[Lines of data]
** begin **

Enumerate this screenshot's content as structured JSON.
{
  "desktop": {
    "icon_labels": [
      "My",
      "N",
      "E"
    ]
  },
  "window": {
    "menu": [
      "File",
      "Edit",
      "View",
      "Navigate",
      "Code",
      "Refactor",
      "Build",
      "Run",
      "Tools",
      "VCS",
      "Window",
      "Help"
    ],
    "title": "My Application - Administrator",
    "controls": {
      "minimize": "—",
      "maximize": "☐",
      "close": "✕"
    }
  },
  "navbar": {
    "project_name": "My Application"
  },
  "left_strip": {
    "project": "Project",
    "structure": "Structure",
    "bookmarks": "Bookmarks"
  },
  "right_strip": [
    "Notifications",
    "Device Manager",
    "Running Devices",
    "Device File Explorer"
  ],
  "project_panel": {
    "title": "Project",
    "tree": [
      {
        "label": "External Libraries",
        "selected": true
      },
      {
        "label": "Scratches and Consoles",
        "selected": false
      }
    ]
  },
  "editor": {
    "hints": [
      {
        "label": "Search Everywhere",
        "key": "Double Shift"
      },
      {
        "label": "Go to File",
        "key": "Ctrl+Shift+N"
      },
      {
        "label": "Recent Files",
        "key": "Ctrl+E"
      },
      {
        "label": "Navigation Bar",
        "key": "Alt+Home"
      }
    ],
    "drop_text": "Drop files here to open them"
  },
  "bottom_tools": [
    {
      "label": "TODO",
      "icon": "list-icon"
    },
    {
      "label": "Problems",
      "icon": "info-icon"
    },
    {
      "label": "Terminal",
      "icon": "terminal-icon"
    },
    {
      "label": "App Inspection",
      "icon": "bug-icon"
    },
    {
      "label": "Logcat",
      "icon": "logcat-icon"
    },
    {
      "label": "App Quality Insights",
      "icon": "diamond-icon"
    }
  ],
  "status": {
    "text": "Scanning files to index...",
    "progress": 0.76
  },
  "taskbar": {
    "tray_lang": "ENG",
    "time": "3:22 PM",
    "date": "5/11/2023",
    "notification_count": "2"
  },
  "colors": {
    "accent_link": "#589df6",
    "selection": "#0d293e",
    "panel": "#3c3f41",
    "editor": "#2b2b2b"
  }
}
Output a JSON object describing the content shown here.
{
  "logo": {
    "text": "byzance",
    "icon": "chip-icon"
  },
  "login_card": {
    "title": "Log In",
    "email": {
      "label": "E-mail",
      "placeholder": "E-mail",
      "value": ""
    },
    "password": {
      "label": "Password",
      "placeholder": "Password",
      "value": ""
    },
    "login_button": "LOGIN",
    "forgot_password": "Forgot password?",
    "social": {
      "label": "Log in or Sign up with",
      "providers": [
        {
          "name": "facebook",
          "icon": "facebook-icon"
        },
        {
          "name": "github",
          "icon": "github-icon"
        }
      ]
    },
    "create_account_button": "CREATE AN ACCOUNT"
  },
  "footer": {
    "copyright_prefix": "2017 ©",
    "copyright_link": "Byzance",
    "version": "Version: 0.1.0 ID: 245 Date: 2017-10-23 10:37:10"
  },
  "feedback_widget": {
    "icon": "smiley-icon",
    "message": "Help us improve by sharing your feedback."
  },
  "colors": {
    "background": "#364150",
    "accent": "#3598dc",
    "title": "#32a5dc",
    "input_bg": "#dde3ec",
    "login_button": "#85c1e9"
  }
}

** end **

DIRECTIONS FOR THIS TASK = Could you transcribe the records in full, exactly?

RESULT FOR THIS TASK =
Enumerate this screenshot's content as structured JSON.
{
  "desktop": {
    "icon_labels": [
      "My",
      "N",
      "E"
    ]
  },
  "window": {
    "menu": [
      "File",
      "Edit",
      "View",
      "Navigate",
      "Code",
      "Refactor",
      "Build",
      "Run",
      "Tools",
      "VCS",
      "Window",
      "Help"
    ],
    "title": "My Application - Administrator",
    "controls": {
      "minimize": "—",
      "maximize": "☐",
      "close": "✕"
    }
  },
  "navbar": {
    "project_name": "My Application"
  },
  "left_strip": {
    "project": "Project",
    "structure": "Structure",
    "bookmarks": "Bookmarks"
  },
  "right_strip": [
    "Notifications",
    "Device Manager",
    "Running Devices",
    "Device File Explorer"
  ],
  "project_panel": {
    "title": "Project",
    "tree": [
      {
        "label": "External Libraries",
        "selected": true
      },
      {
        "label": "Scratches and Consoles",
        "selected": false
      }
    ]
  },
  "editor": {
    "hints": [
      {
        "label": "Search Everywhere",
        "key": "Double Shift"
      },
      {
        "label": "Go to File",
        "key": "Ctrl+Shift+N"
      },
      {
        "label": "Recent Files",
        "key": "Ctrl+E"
      },
      {
        "label": "Navigation Bar",
        "key": "Alt+Home"
      }
    ],
    "drop_text": "Drop files here to open them"
  },
  "bottom_tools": [
    {
      "label": "TODO",
      "icon": "list-icon"
    },
    {
      "label": "Problems",
      "icon": "info-icon"
    },
    {
      "label": "Terminal",
      "icon": "terminal-icon"
    },
    {
      "label": "App Inspection",
      "icon": "bug-icon"
    },
    {
      "label": "Logcat",
      "icon": "logcat-icon"
    },
    {
      "label": "App Quality Insights",
      "icon": "diamond-icon"
    }
  ],
  "status": {
    "text": "Scanning files to index...",
    "progress": 0.76
  },
  "taskbar": {
    "tray_lang": "ENG",
    "time": "3:22 PM",
    "date": "5/11/2023",
    "notification_count": "2"
  },
  "colors": {
    "accent_link": "#589df6",
    "selection": "#0d293e",
    "panel": "#3c3f41",
    "editor": "#2b2b2b"
  }
}
Output a JSON object describing the content shown here.
{
  "logo": {
    "text": "byzance",
    "icon": "chip-icon"
  },
  "login_card": {
    "title": "Log In",
    "email": {
      "label": "E-mail",
      "placeholder": "E-mail",
      "value": ""
    },
    "password": {
      "label": "Password",
      "placeholder": "Password",
      "value": ""
    },
    "login_button": "LOGIN",
    "forgot_password": "Forgot password?",
    "social": {
      "label": "Log in or Sign up with",
      "providers": [
        {
          "name": "facebook",
          "icon": "facebook-icon"
        },
        {
          "name": "github",
          "icon": "github-icon"
        }
      ]
    },
    "create_account_button": "CREATE AN ACCOUNT"
  },
  "footer": {
    "copyright_prefix": "2017 ©",
    "copyright_link": "Byzance",
    "version": "Version: 0.1.0 ID: 245 Date: 2017-10-23 10:37:10"
  },
  "feedback_widget": {
    "icon": "smiley-icon",
    "message": "Help us improve by sharing your feedback."
  },
  "colors": {
    "background": "#364150",
    "accent": "#3598dc",
    "title": "#32a5dc",
    "input_bg": "#dde3ec",
    "login_button": "#85c1e9"
  }
}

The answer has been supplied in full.